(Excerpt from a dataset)
═══
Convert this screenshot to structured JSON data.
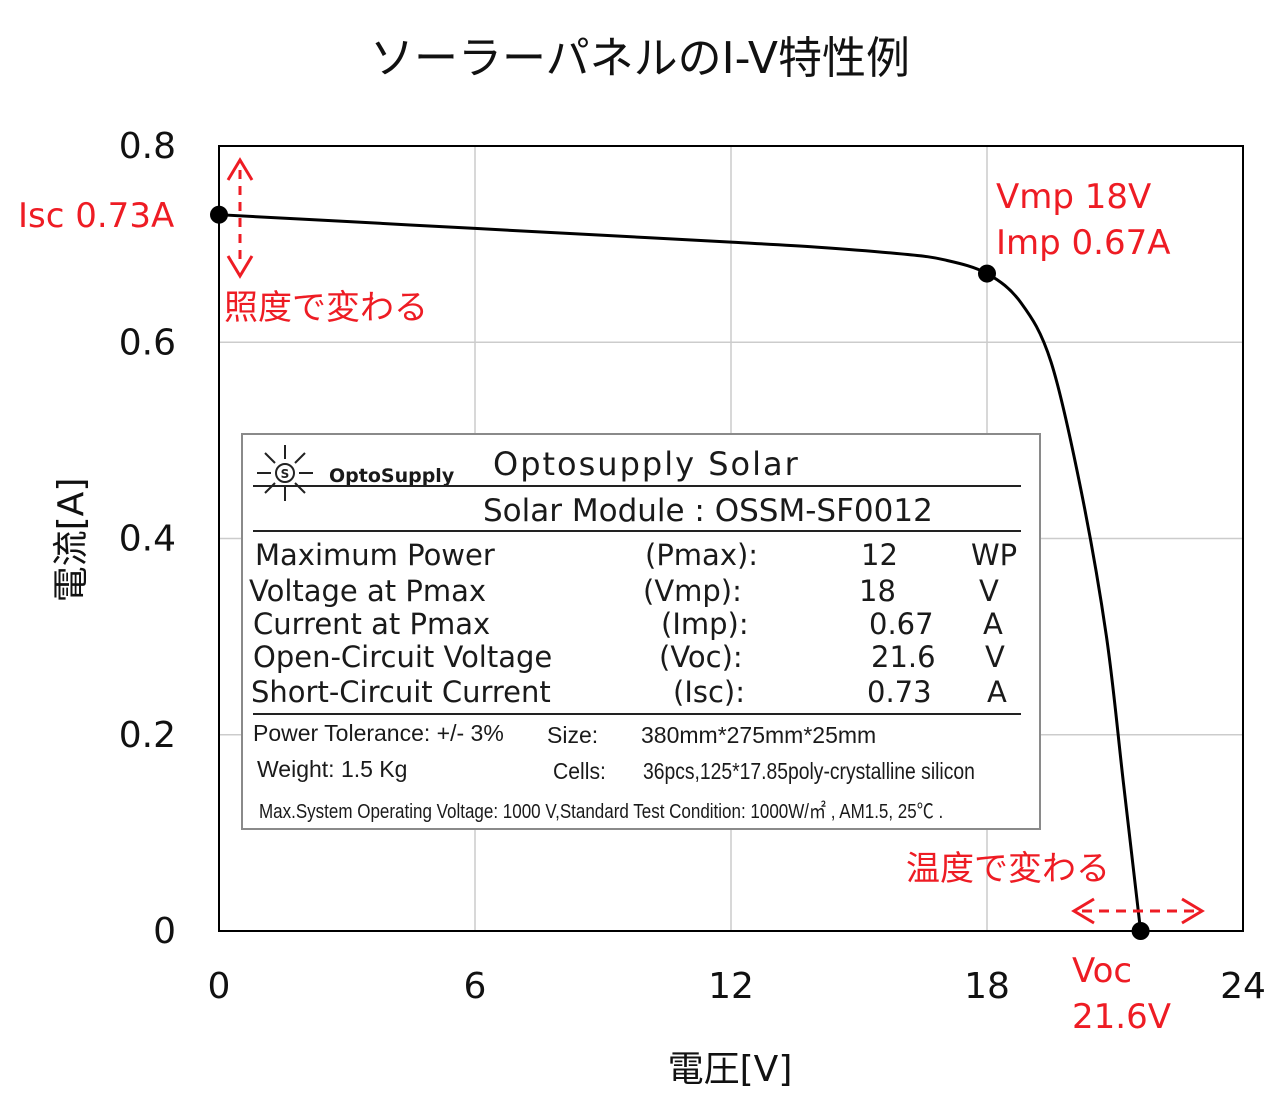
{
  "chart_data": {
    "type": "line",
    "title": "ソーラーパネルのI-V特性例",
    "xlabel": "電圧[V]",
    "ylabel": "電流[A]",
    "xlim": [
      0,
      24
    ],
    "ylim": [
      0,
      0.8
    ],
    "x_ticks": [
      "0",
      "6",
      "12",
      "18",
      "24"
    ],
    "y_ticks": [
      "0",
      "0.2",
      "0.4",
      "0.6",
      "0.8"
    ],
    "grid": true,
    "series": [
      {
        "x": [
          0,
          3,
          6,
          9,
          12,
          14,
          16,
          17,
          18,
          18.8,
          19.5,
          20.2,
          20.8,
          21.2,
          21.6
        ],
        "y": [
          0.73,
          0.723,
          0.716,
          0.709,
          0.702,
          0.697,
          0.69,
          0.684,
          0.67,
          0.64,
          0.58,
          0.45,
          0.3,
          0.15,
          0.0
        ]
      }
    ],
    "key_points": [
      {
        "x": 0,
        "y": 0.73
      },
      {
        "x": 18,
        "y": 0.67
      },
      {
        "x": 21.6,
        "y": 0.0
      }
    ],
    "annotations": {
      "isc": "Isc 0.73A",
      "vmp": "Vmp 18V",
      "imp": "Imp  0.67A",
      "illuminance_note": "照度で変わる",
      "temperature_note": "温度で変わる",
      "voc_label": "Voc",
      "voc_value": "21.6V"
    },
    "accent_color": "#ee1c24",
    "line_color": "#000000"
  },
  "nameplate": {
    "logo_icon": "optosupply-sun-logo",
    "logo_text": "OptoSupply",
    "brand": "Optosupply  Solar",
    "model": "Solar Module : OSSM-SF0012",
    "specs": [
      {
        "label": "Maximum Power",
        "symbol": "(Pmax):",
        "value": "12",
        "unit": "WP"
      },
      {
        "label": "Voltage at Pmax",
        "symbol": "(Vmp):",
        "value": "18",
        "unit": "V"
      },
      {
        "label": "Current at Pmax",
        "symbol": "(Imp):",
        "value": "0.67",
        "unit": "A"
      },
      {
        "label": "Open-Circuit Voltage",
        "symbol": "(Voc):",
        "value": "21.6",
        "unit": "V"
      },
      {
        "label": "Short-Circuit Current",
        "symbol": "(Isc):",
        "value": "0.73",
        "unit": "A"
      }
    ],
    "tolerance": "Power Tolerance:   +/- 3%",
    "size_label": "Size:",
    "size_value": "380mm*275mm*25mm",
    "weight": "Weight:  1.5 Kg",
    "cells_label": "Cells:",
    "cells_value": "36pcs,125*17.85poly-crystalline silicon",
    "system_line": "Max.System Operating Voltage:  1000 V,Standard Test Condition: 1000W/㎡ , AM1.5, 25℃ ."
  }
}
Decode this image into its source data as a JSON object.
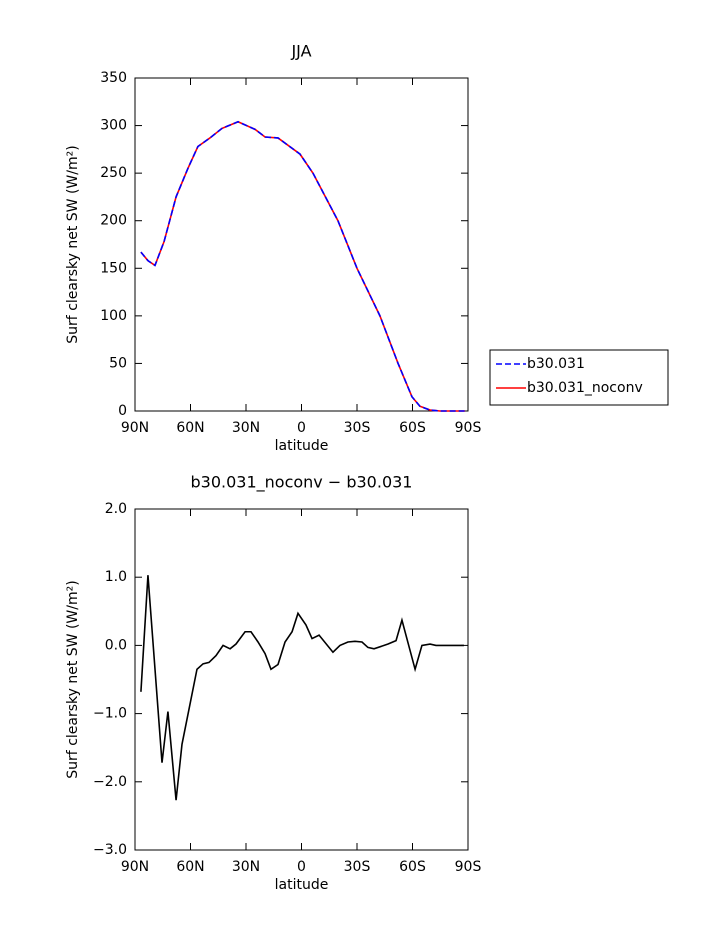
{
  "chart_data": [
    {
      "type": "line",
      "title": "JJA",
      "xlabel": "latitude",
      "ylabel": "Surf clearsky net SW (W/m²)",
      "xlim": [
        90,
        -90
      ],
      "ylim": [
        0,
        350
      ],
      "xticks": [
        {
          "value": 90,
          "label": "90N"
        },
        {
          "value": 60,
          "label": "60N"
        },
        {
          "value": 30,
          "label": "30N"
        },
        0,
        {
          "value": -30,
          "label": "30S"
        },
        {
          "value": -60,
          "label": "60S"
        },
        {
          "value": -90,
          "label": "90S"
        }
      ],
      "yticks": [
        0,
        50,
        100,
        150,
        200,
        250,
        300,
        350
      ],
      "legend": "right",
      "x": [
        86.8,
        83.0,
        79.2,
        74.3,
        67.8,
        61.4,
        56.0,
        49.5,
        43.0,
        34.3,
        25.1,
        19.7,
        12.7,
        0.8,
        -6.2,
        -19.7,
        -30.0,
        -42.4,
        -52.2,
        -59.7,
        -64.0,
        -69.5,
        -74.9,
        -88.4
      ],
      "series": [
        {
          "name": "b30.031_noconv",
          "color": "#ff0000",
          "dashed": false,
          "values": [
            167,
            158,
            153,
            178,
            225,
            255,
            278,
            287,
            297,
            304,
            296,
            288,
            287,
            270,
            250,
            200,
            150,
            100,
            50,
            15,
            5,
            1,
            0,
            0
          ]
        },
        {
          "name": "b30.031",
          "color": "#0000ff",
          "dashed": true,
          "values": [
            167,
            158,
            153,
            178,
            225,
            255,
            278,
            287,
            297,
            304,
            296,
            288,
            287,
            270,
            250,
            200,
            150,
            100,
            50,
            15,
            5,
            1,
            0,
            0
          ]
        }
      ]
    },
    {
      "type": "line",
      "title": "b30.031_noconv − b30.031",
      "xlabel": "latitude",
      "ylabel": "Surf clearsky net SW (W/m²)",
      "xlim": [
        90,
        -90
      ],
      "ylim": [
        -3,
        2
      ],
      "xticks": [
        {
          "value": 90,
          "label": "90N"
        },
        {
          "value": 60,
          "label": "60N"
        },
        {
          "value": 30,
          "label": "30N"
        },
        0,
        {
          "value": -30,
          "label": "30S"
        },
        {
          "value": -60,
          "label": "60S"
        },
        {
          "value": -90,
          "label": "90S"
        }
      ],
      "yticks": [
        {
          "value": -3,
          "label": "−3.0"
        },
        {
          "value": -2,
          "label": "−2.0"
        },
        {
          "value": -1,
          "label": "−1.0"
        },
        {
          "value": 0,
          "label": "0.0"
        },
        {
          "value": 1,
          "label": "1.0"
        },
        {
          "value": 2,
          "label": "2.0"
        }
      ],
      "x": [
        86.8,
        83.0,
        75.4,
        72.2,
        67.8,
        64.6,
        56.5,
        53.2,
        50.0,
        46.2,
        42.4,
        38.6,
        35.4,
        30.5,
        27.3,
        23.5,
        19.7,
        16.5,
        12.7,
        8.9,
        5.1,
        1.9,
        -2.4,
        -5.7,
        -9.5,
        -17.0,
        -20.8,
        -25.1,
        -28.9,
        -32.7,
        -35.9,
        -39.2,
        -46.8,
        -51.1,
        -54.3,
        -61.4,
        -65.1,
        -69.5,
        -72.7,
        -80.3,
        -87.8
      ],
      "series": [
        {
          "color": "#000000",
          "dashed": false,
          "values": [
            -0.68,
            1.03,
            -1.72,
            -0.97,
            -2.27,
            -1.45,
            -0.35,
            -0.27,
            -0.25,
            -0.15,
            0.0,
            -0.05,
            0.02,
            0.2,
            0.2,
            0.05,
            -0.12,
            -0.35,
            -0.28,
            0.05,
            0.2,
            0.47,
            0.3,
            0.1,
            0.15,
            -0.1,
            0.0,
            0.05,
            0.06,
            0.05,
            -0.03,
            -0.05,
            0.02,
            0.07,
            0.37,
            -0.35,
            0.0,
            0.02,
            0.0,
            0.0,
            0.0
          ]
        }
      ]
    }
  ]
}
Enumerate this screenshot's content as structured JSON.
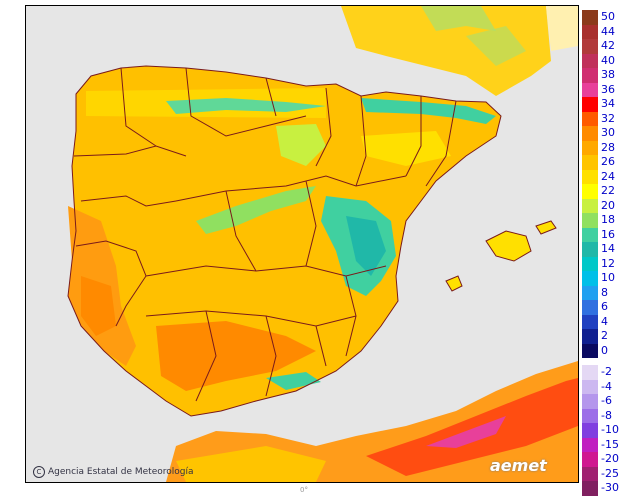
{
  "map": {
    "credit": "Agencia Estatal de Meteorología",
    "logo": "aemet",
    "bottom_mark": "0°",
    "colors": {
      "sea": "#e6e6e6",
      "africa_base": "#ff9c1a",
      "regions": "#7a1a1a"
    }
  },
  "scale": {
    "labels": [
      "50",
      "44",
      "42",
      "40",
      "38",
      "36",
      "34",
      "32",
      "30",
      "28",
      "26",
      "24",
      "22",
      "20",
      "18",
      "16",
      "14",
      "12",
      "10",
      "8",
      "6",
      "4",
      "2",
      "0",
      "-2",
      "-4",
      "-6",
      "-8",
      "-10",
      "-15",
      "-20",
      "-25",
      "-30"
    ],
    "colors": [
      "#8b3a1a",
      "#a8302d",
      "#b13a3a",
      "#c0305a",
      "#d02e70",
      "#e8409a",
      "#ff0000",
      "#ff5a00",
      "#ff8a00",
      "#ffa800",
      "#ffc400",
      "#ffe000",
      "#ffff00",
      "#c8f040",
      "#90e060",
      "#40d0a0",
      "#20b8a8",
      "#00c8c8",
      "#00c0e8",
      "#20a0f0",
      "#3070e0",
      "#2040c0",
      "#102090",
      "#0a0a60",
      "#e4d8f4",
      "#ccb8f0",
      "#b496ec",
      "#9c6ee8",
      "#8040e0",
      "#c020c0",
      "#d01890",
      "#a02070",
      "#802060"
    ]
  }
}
═══
What is asked
Print the lines from the one holding "Enumerate this screenshot's" through the last line of the records, word for word, and omit the pictures.

Written reply
Enumerate this screenshot's content as structured JSON.
{
  "map": {
    "credit": "Agencia Estatal de Meteorología",
    "logo": "aemet",
    "bottom_mark": "0°",
    "colors": {
      "sea": "#e6e6e6",
      "africa_base": "#ff9c1a",
      "regions": "#7a1a1a"
    }
  },
  "scale": {
    "labels": [
      "50",
      "44",
      "42",
      "40",
      "38",
      "36",
      "34",
      "32",
      "30",
      "28",
      "26",
      "24",
      "22",
      "20",
      "18",
      "16",
      "14",
      "12",
      "10",
      "8",
      "6",
      "4",
      "2",
      "0",
      "-2",
      "-4",
      "-6",
      "-8",
      "-10",
      "-15",
      "-20",
      "-25",
      "-30"
    ],
    "colors": [
      "#8b3a1a",
      "#a8302d",
      "#b13a3a",
      "#c0305a",
      "#d02e70",
      "#e8409a",
      "#ff0000",
      "#ff5a00",
      "#ff8a00",
      "#ffa800",
      "#ffc400",
      "#ffe000",
      "#ffff00",
      "#c8f040",
      "#90e060",
      "#40d0a0",
      "#20b8a8",
      "#00c8c8",
      "#00c0e8",
      "#20a0f0",
      "#3070e0",
      "#2040c0",
      "#102090",
      "#0a0a60",
      "#e4d8f4",
      "#ccb8f0",
      "#b496ec",
      "#9c6ee8",
      "#8040e0",
      "#c020c0",
      "#d01890",
      "#a02070",
      "#802060"
    ]
  }
}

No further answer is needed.